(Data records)
***

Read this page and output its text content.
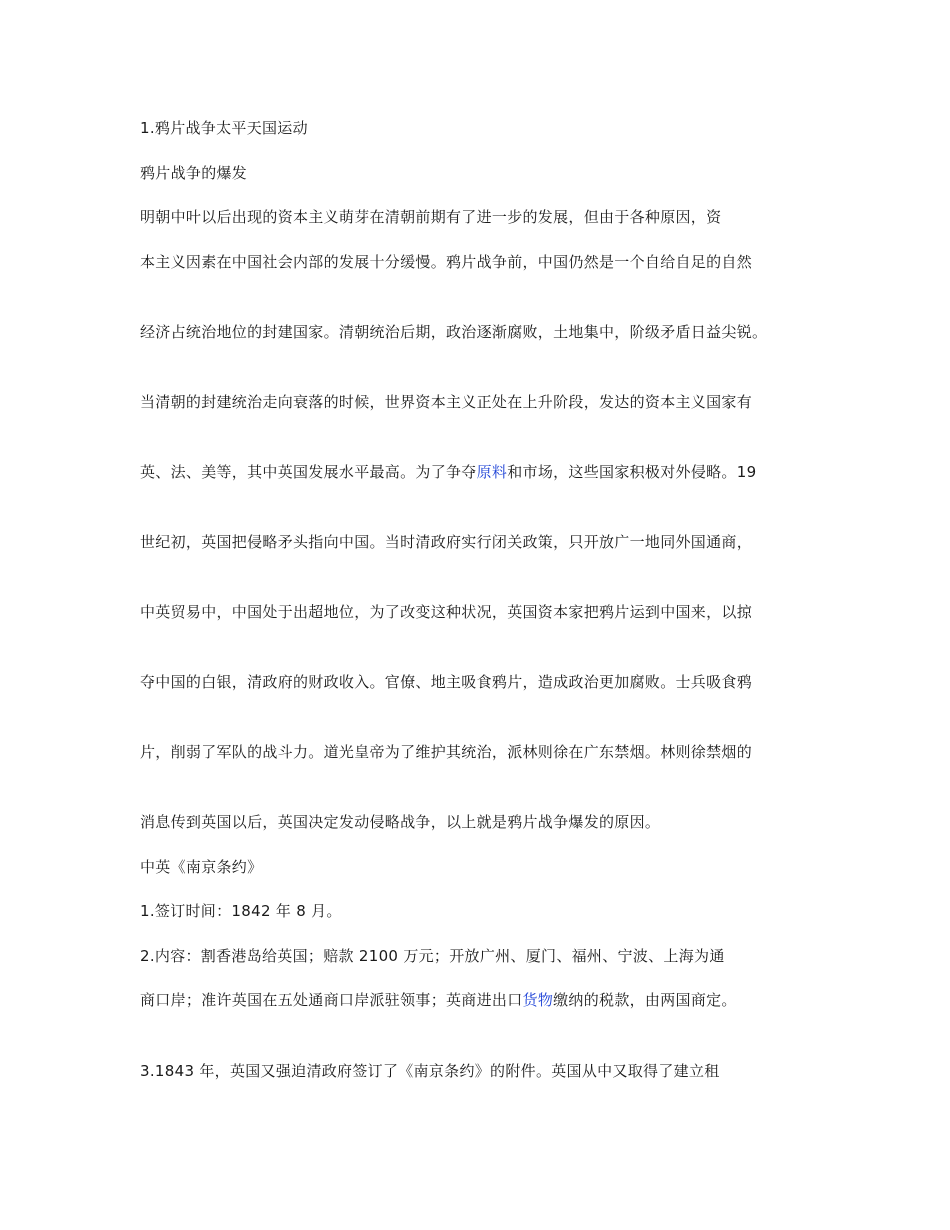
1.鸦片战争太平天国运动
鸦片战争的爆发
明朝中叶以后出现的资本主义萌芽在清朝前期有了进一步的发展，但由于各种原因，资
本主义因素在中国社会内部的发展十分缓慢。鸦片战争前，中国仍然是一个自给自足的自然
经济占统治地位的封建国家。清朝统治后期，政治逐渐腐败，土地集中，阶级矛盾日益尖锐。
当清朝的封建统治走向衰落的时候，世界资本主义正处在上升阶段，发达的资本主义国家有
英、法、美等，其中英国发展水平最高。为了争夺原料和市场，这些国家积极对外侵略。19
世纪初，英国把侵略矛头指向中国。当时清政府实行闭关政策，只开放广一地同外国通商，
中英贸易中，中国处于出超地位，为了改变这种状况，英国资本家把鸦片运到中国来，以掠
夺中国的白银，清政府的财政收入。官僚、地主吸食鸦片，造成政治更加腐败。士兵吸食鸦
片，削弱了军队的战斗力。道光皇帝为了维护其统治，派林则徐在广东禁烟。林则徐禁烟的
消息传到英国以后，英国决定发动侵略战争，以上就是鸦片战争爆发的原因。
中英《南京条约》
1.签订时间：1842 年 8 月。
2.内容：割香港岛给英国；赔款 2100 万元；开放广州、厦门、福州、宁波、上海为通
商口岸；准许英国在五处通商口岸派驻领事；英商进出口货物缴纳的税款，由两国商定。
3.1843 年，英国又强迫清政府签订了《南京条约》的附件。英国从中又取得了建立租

***

**Problem to solve**. Copy out every line holding the string "南京条约".

**Answer**.
中英《南京条约》
3.1843 年，英国又强迫清政府签订了《南京条约》的附件。英国从中又取得了建立租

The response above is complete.